Using the listing below, report all lines holding the word "Iraq".

┌────────

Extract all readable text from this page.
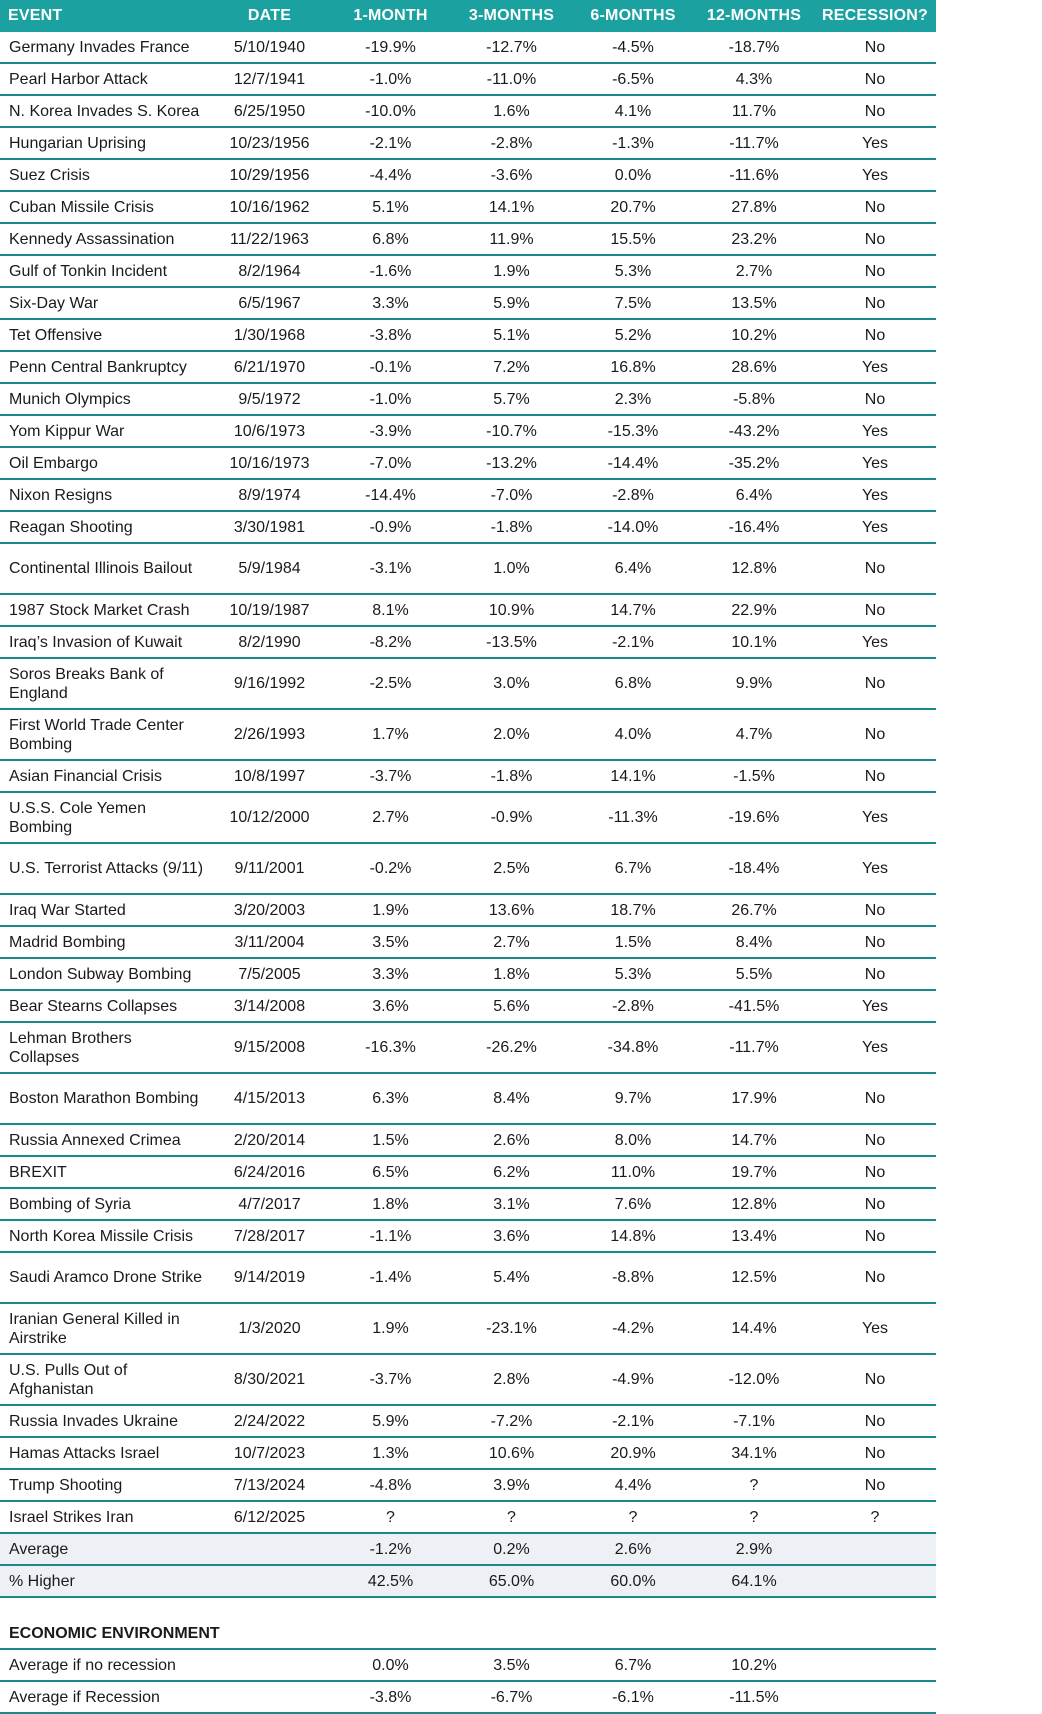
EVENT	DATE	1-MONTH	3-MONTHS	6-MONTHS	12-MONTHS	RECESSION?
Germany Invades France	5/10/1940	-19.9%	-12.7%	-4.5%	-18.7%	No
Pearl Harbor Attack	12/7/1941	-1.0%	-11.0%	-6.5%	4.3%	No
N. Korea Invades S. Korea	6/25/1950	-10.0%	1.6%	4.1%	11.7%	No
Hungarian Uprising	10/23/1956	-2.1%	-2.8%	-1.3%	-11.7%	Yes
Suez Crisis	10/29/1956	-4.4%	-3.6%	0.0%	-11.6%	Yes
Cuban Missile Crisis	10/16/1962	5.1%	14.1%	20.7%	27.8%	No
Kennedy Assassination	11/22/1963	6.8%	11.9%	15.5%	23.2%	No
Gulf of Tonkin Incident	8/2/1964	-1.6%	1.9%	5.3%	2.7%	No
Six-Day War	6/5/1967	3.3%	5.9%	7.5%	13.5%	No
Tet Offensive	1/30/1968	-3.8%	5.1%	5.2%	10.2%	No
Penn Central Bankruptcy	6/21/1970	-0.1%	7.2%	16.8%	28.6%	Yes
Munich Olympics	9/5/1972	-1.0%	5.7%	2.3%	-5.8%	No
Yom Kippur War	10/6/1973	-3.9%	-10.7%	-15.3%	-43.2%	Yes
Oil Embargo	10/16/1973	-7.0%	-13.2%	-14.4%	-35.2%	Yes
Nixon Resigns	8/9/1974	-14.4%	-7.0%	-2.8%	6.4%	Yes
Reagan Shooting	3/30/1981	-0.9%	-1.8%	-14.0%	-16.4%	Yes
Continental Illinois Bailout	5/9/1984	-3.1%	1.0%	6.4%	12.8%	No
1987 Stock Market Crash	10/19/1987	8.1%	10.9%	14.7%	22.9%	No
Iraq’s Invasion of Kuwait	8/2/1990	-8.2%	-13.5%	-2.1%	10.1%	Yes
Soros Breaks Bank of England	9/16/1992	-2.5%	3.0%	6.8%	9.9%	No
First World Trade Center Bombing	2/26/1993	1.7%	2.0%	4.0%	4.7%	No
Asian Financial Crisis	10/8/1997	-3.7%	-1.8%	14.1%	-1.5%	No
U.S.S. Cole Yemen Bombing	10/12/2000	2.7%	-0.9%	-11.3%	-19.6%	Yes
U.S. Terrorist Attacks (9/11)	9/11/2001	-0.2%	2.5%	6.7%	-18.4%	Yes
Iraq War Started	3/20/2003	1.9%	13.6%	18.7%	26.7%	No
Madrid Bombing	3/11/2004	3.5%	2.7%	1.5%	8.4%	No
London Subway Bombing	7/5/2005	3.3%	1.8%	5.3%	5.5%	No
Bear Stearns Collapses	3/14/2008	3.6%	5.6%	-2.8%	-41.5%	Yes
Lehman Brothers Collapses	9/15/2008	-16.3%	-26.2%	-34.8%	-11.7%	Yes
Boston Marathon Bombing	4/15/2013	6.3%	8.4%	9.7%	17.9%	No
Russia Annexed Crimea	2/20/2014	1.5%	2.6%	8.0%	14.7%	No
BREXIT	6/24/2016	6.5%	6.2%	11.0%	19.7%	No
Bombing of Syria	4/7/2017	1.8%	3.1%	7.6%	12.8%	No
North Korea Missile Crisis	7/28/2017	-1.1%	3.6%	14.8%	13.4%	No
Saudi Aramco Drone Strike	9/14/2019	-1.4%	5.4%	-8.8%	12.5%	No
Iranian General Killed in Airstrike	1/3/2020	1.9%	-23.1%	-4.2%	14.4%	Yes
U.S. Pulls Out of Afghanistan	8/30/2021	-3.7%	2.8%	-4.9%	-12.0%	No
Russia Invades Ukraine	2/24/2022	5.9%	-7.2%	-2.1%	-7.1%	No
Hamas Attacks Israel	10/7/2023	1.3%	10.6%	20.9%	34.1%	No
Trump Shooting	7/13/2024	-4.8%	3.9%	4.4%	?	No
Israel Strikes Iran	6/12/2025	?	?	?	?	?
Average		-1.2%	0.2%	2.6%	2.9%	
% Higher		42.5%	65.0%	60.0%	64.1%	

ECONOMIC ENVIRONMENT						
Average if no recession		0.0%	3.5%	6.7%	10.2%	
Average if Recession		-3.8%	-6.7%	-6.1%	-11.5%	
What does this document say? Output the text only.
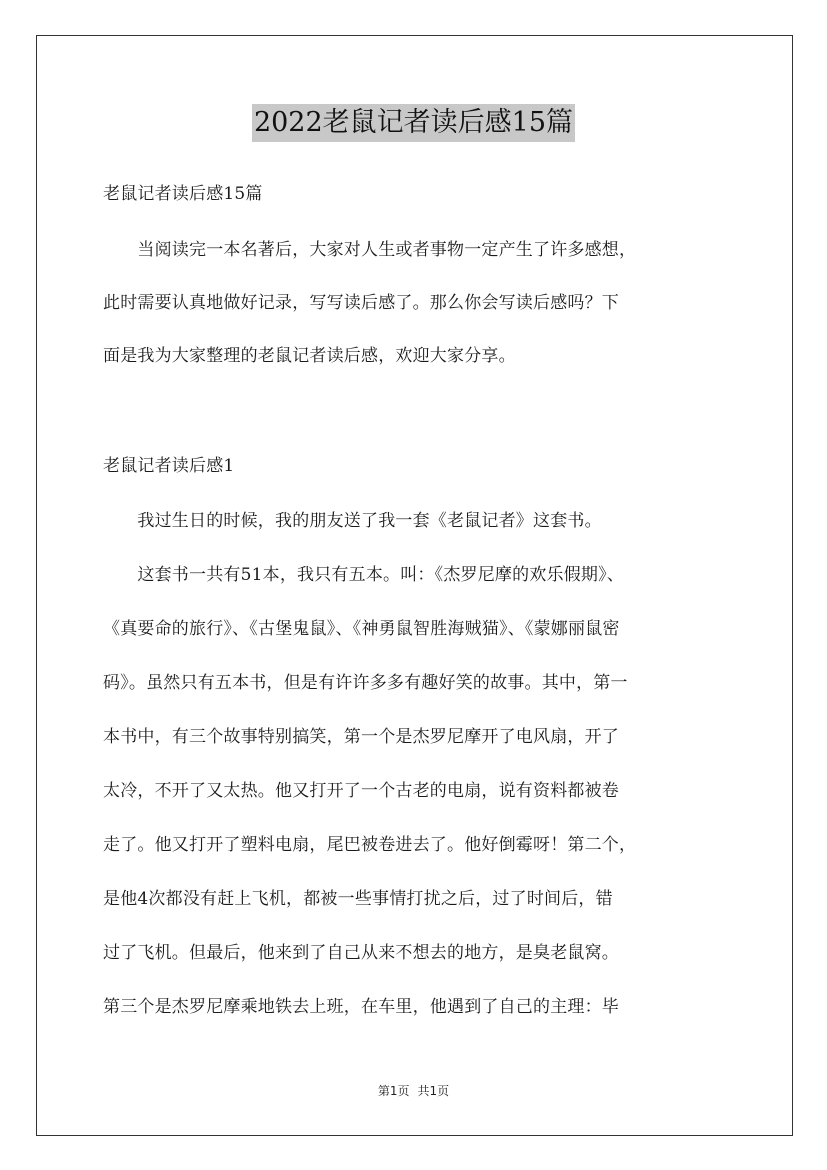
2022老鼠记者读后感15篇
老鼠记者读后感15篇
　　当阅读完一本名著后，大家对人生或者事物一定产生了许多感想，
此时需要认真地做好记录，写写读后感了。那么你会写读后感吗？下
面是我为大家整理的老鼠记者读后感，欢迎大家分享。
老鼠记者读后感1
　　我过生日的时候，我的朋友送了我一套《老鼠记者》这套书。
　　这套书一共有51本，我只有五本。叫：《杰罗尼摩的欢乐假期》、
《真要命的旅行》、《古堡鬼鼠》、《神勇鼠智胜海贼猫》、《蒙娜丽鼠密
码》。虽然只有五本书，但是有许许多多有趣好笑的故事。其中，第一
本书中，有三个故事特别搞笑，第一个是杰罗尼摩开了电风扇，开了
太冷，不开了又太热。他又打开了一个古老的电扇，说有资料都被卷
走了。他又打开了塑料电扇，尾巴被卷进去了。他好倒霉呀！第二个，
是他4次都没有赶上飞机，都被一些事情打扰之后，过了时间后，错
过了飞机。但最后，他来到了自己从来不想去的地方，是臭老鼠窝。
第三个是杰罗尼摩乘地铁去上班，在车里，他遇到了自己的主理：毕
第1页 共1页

└────────

• The reply:
Iraq’s Invasion of Kuwait	8/2/1990	-8.2%	-13.5%	-2.1%	10.1%	Yes
Iraq War Started	3/20/2003	1.9%	13.6%	18.7%	26.7%	No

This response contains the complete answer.